**Problem to work on**
Each line in the entries below that holds the string "Meredith" is to be listed.
**** Input records ****
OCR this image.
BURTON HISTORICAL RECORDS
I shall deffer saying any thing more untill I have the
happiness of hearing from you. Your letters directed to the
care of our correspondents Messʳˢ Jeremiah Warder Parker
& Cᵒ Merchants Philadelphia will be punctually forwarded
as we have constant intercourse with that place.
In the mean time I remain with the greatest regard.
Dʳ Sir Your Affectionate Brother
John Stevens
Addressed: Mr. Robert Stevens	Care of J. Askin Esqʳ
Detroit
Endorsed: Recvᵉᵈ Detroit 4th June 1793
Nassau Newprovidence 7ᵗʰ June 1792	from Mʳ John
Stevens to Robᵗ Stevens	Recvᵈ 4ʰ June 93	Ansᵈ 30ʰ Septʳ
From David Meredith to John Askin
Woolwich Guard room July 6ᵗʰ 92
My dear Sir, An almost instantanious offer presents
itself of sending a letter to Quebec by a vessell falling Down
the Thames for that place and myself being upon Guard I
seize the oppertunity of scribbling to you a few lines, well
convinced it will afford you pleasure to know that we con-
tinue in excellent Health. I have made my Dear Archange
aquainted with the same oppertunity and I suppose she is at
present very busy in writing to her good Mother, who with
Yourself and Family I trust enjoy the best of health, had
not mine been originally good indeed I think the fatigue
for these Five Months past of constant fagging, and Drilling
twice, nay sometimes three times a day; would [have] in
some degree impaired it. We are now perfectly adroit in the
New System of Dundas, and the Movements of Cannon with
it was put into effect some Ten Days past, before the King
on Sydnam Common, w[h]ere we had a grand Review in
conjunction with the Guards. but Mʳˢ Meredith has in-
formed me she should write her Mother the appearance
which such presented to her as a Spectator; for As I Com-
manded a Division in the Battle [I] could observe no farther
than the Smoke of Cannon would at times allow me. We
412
****
**Answer**
From David Meredith to John Askin
conjunction with the Guards. but Mʳˢ Meredith has in-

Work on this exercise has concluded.